**What you are asked to do**: Track down the lines that contain "icon" and copy them.
--- Given records ---
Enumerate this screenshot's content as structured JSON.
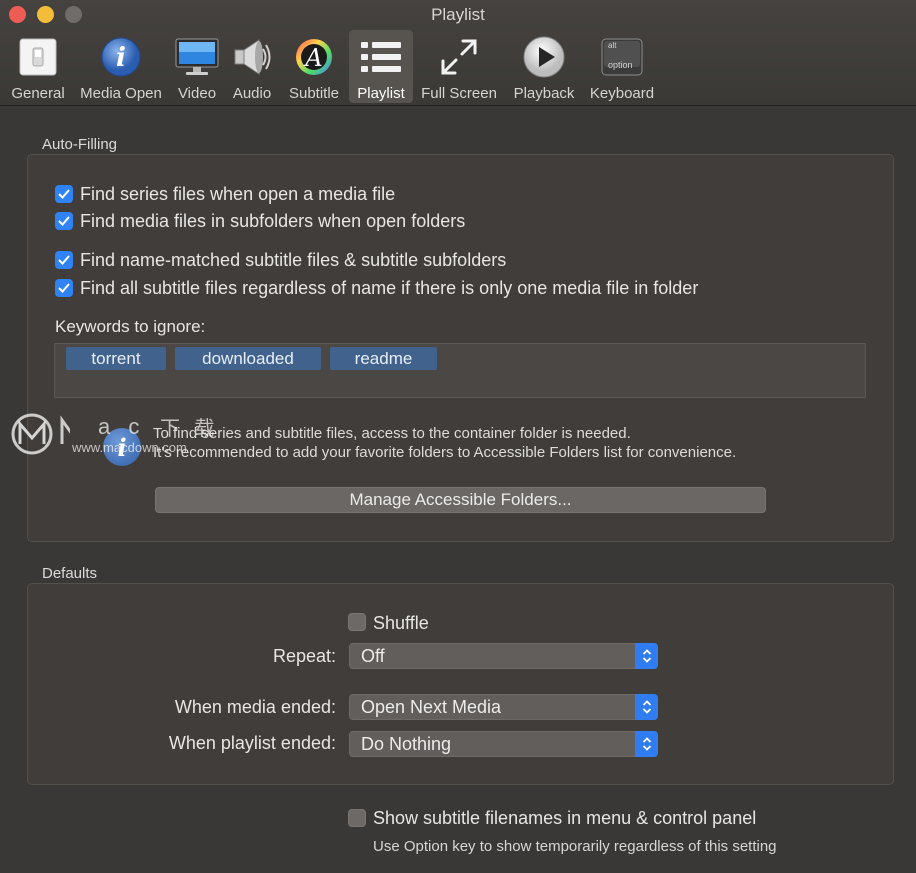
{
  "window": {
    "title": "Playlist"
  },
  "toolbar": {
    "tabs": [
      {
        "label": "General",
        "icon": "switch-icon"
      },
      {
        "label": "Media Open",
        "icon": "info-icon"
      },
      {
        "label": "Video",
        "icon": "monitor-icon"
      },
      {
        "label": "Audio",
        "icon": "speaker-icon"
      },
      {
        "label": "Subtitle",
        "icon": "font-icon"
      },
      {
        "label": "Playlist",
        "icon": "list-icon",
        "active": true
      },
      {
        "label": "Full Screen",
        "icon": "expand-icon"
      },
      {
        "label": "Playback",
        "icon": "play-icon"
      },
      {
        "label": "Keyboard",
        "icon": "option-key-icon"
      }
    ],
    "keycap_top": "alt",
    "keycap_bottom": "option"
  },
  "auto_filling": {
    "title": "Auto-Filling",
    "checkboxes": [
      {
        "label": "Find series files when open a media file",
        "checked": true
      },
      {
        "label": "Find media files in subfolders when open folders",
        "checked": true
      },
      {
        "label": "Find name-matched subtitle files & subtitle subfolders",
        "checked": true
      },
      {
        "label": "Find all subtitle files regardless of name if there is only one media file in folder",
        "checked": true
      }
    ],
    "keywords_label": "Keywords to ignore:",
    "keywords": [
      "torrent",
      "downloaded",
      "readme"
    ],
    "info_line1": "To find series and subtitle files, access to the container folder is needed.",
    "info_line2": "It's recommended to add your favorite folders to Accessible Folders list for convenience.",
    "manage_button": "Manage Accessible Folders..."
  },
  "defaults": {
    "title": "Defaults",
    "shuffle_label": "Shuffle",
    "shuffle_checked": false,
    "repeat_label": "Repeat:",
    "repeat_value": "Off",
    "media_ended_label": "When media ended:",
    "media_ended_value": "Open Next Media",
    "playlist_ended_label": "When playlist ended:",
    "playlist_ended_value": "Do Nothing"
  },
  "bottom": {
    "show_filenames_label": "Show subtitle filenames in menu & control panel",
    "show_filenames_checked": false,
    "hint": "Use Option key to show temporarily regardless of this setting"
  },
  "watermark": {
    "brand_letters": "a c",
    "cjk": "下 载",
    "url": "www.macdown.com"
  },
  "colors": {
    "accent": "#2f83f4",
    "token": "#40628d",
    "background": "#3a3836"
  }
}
---
--- Given records ---
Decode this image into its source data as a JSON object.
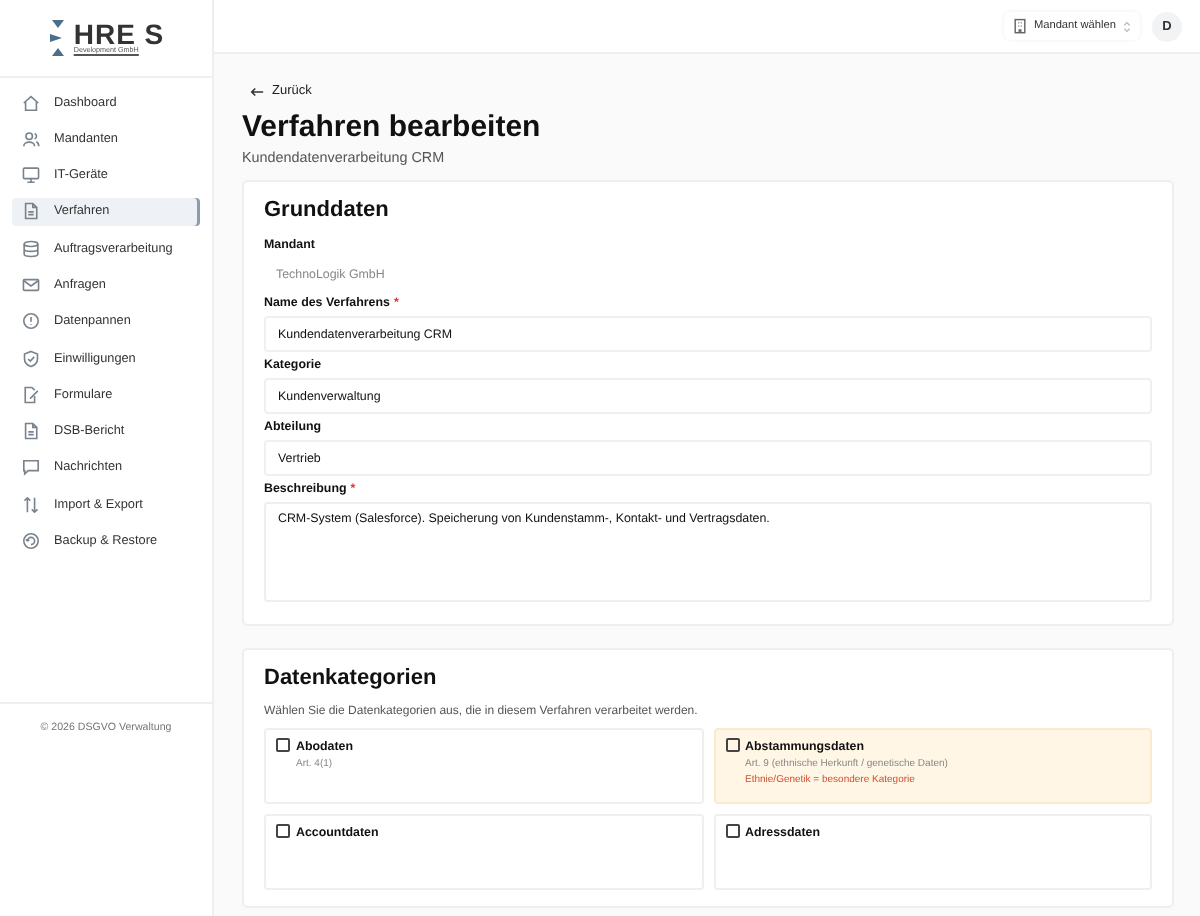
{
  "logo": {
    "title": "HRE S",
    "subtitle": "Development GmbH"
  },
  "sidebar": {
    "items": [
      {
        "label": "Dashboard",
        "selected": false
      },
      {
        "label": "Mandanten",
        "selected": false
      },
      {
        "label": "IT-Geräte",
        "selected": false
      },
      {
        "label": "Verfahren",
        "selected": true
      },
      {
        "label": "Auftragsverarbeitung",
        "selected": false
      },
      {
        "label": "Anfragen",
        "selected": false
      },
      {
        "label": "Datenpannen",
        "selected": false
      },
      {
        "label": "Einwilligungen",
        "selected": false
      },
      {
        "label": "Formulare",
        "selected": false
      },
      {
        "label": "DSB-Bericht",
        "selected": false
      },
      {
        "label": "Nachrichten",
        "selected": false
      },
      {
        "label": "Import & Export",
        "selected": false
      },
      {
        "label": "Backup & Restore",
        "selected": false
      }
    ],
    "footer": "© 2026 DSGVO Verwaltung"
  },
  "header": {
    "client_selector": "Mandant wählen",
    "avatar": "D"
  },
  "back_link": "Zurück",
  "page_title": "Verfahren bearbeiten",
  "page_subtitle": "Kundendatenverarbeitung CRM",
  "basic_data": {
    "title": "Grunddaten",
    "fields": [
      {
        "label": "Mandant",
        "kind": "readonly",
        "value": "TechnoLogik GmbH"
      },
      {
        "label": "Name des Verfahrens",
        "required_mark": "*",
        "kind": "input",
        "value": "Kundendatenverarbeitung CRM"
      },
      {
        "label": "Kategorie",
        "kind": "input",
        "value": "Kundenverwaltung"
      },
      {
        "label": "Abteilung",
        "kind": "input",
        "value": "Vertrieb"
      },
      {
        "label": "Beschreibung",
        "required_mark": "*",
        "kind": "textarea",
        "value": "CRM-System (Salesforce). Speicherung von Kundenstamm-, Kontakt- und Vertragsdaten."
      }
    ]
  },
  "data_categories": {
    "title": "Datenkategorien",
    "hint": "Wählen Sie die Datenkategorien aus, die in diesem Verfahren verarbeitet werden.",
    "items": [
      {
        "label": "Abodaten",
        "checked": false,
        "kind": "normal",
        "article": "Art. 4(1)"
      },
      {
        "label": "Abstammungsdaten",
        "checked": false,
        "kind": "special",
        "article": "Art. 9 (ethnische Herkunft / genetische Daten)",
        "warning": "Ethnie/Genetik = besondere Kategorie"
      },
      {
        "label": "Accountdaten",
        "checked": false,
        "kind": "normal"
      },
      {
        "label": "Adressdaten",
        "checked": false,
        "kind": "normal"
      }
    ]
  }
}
---
**Problem solution**:
        "icon": "switch-icon"
        "icon": "info-icon"
        "icon": "monitor-icon"
        "icon": "speaker-icon"
        "icon": "font-icon"
        "icon": "list-icon",
        "icon": "expand-icon"
        "icon": "play-icon"
        "icon": "option-key-icon"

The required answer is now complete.